## EXERCISE:
The entries below should be quoted exactly, with no pictures carried over.

## INFORMATION GIVEN:
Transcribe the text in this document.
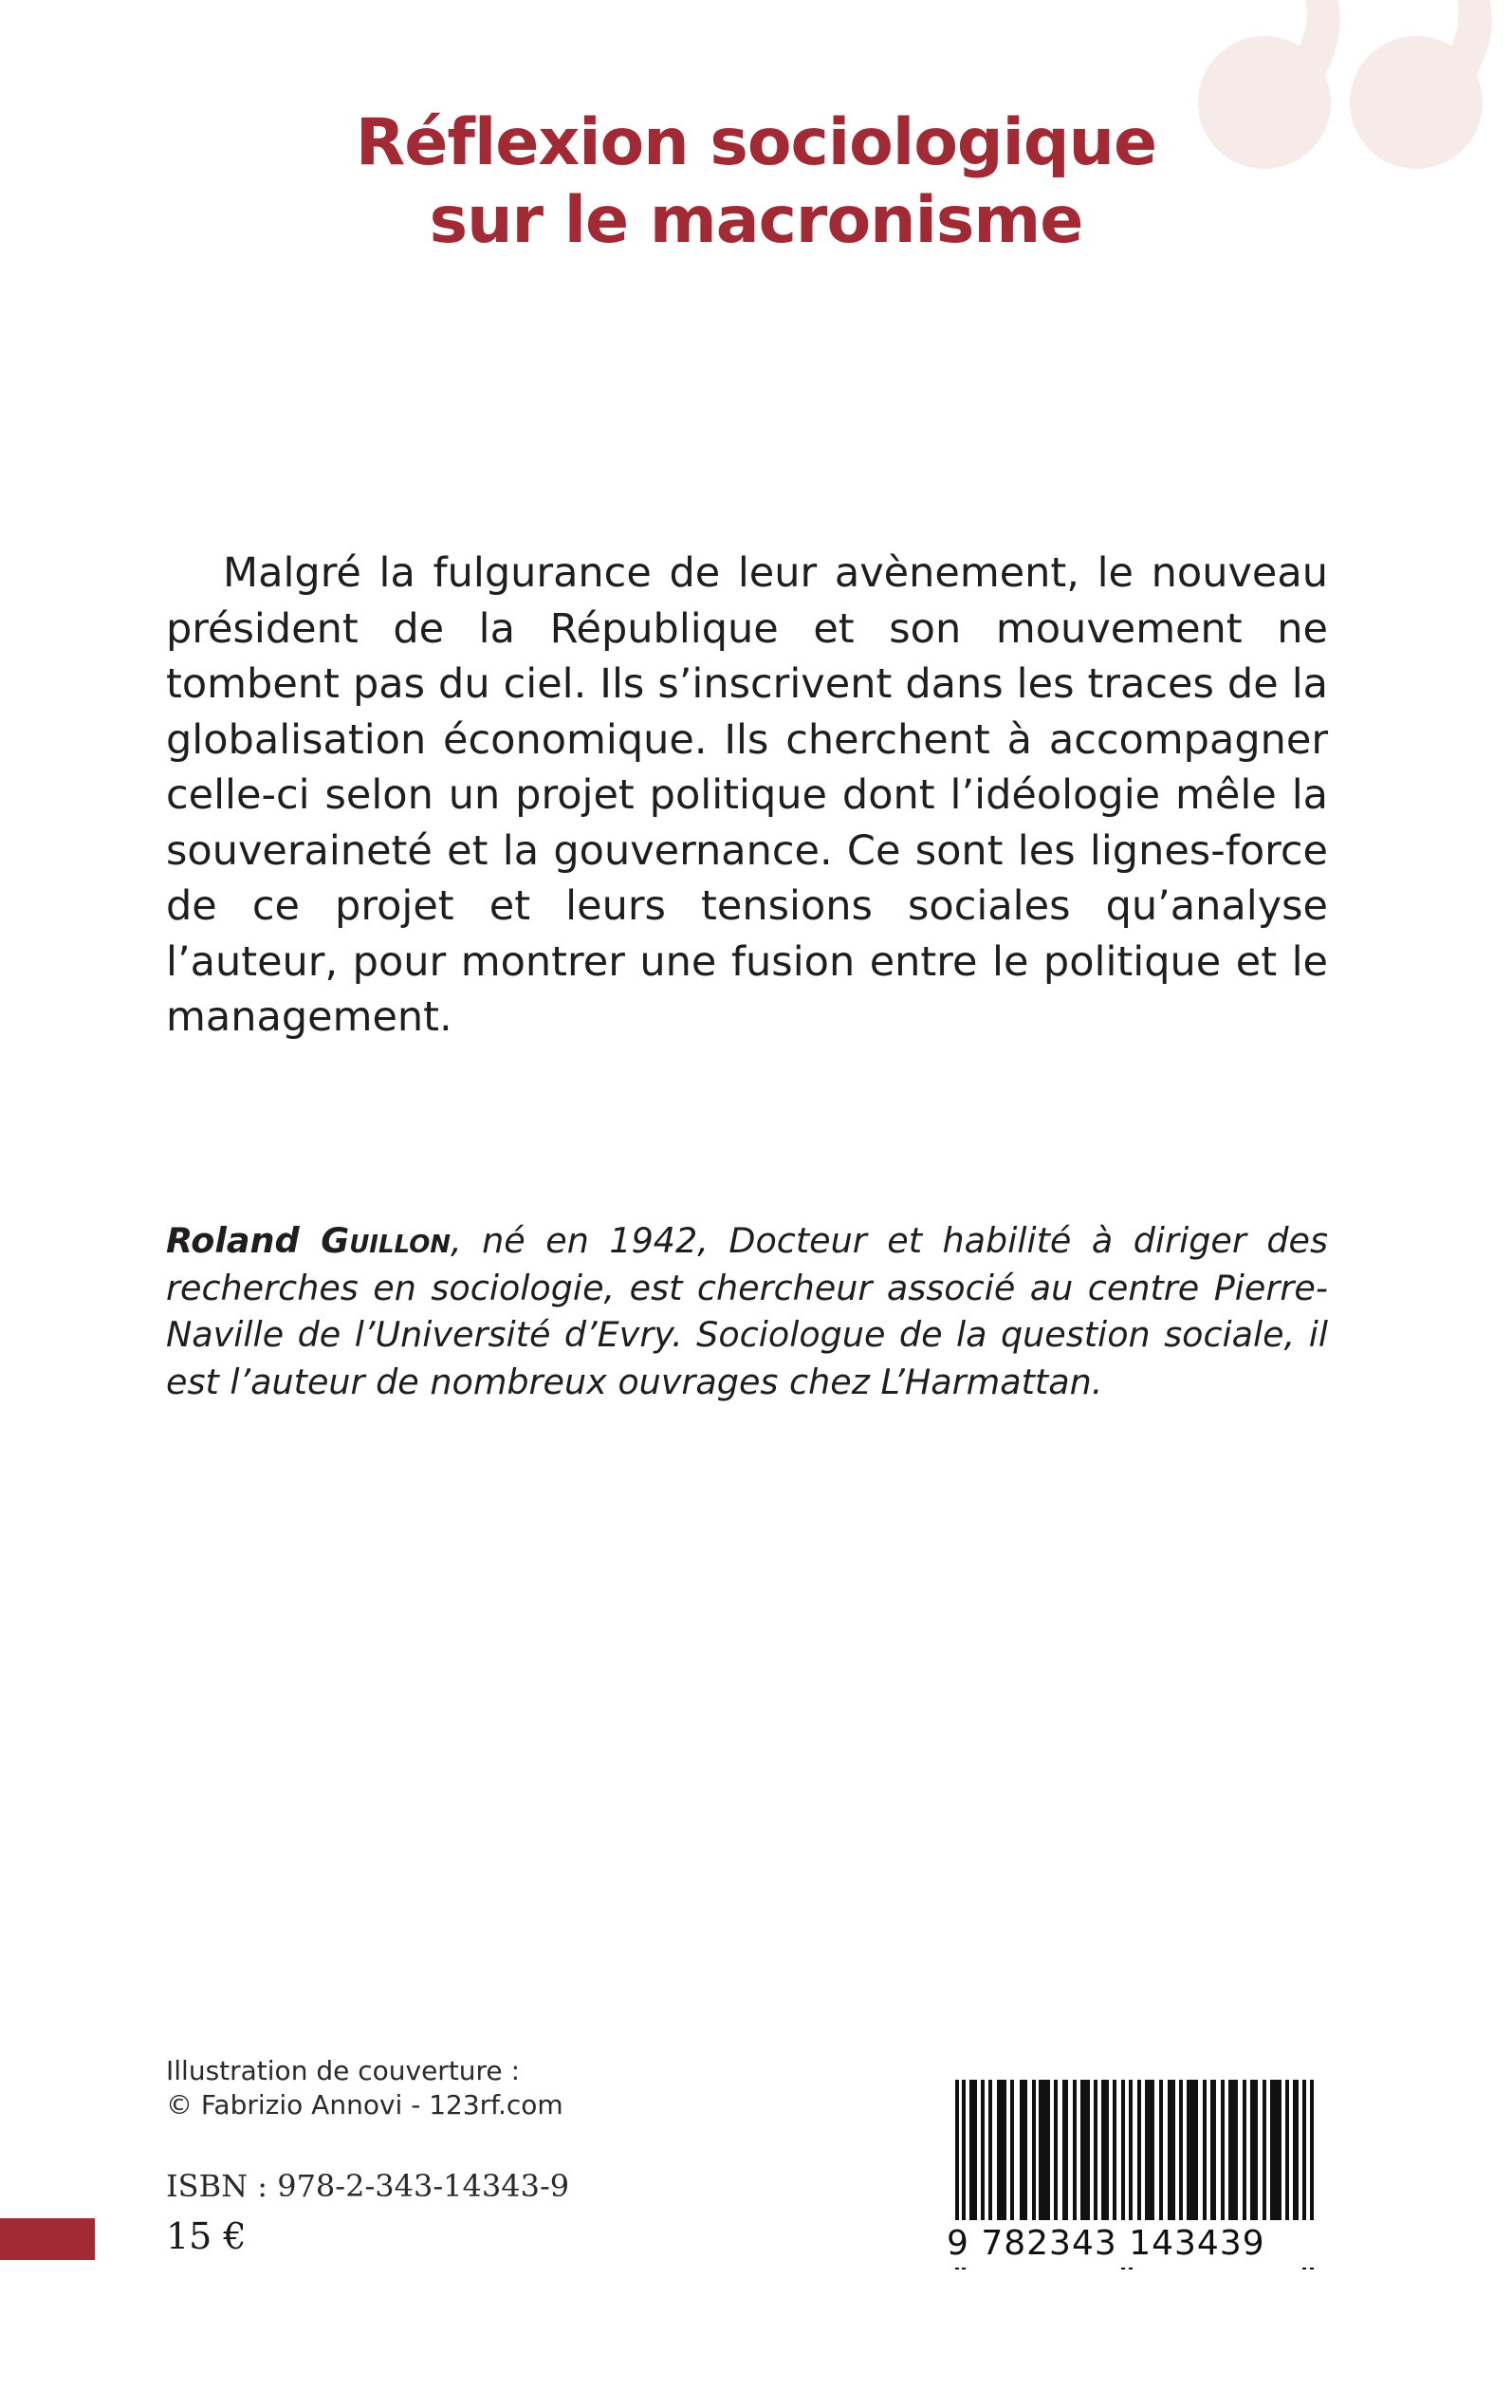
Réflexion sociologique
sur le macronisme

Malgré la fulgurance de leur avènement, le nouveau président de la République et son mouvement ne tombent pas du ciel. Ils s’inscrivent dans les traces de la globalisation économique. Ils cherchent à accompagner celle-ci selon un projet politique dont l’idéologie mêle la souveraineté et la gouvernance. Ce sont les lignes-force de ce projet et leurs tensions sociales qu’analyse l’auteur, pour montrer une fusion entre le politique et le management.

Roland Guillon, né en 1942, Docteur et habilité à diriger des recherches en sociologie, est chercheur associé au centre Pierre-Naville de l’Université d’Evry. Sociologue de la question sociale, il est l’auteur de nombreux ouvrages chez L’Harmattan.

Illustration de couverture :
© Fabrizio Annovi - 123rf.com
ISBN : 978-2-343-14343-9
15 €	9 782343 143439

## TASK SOLUTION:
Transcribe the text in this document.
Réflexion sociologique
sur le macronisme

Malgré la fulgurance de leur avènement, le nouveau président de la République et son mouvement ne tombent pas du ciel. Ils s’inscrivent dans les traces de la globalisation économique. Ils cherchent à accompagner celle-ci selon un projet politique dont l’idéologie mêle la souveraineté et la gouvernance. Ce sont les lignes-force de ce projet et leurs tensions sociales qu’analyse l’auteur, pour montrer une fusion entre le politique et le management.

Roland Guillon, né en 1942, Docteur et habilité à diriger des recherches en sociologie, est chercheur associé au centre Pierre-Naville de l’Université d’Evry. Sociologue de la question sociale, il est l’auteur de nombreux ouvrages chez L’Harmattan.

Illustration de couverture :
© Fabrizio Annovi - 123rf.com
ISBN : 978-2-343-14343-9
15 €	9 782343 143439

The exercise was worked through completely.